Stored entries
[START]
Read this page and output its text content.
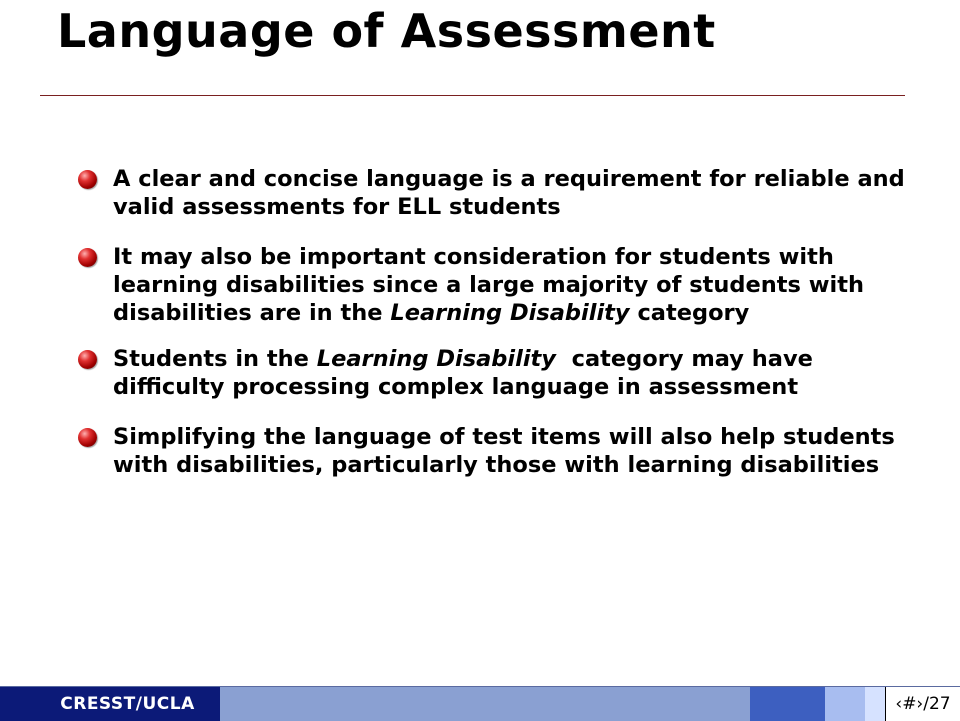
Language of Assessment
A clear and concise language is a requirement for reliable and valid assessments for ELL students
It may also be important consideration for students with learning disabilities since a large majority of students with disabilities are in the Learning Disability category
Students in the Learning Disability  category may have difficulty processing complex language in assessment
Simplifying the language of test items will also help students with disabilities, particularly those with learning disabilities
CRESST/UCLA	‹#›/27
[END]
To be done:
Which lines above contain "category"? Show each of them.

Finished answer:
It may also be important consideration for students with learning disabilities since a large majority of students with disabilities are in the Learning Disability category
Students in the Learning Disability  category may have difficulty processing complex language in assessment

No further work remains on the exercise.